**Extracted data entries**.
— START —

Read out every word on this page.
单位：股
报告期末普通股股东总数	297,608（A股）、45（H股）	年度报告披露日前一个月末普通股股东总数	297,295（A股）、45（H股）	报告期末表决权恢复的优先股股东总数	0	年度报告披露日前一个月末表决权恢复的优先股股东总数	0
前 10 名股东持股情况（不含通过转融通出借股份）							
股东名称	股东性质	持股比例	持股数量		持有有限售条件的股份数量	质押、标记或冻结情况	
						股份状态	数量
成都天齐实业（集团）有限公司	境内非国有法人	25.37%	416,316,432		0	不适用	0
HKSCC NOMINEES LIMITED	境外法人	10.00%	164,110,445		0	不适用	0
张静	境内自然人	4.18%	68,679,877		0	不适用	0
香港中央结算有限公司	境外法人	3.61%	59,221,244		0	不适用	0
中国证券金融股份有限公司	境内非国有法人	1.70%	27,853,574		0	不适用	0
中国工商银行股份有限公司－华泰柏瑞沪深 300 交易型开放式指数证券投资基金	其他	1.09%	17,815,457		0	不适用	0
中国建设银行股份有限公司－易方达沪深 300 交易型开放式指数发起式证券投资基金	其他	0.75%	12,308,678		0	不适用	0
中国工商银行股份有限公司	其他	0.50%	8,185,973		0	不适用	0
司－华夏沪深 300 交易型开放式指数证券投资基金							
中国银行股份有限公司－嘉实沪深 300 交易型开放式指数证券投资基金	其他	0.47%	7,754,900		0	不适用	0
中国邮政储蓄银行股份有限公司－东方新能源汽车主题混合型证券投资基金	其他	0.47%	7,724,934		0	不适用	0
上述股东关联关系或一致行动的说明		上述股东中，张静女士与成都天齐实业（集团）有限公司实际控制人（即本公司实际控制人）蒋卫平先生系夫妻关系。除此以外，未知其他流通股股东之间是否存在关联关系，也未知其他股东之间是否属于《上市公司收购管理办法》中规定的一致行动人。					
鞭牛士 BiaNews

— END —
— START —

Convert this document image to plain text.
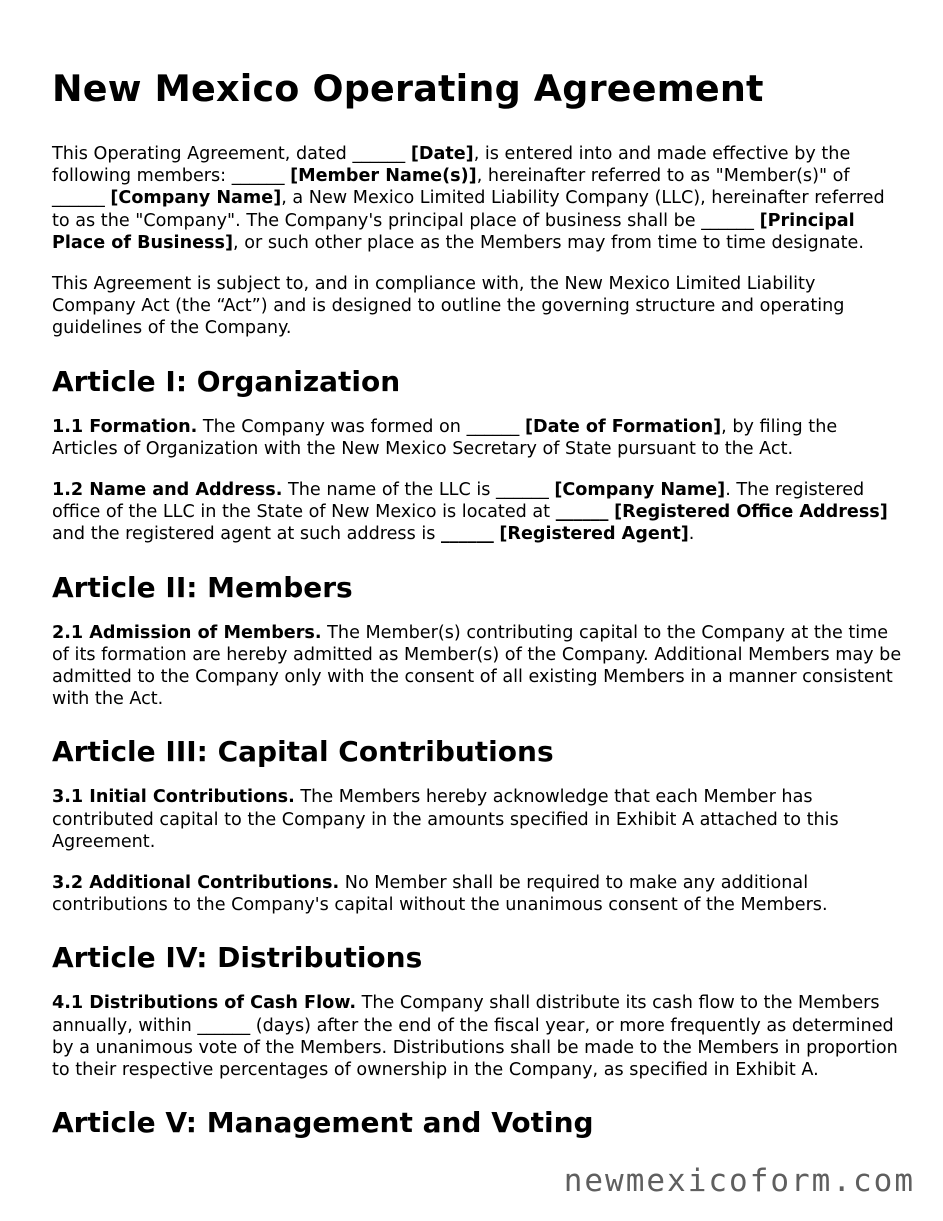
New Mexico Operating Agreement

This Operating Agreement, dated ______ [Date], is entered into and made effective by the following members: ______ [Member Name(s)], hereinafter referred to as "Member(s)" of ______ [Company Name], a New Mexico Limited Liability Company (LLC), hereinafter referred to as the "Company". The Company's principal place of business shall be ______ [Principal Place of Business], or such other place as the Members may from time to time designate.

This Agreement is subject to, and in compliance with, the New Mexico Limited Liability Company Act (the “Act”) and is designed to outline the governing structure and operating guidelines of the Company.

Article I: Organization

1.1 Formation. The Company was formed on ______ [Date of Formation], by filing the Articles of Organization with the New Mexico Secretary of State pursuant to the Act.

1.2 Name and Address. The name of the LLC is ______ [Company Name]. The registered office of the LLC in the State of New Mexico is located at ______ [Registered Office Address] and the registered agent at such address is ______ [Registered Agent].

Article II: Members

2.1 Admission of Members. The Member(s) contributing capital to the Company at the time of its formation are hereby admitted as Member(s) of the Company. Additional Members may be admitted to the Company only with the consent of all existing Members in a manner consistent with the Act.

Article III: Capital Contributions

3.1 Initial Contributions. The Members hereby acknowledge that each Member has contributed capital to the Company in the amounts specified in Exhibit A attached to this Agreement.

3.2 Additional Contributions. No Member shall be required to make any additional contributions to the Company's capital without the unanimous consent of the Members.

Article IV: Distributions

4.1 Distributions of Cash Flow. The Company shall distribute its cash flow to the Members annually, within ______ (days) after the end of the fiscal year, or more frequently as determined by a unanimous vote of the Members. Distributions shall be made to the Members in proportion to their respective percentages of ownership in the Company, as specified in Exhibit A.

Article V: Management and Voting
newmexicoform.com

— END —

**WHAT IS NEEDED**.
Report the count of lines in the entries that contain the string "Additional", and nothing besides it.

**FINISHED EXERCISE**.
2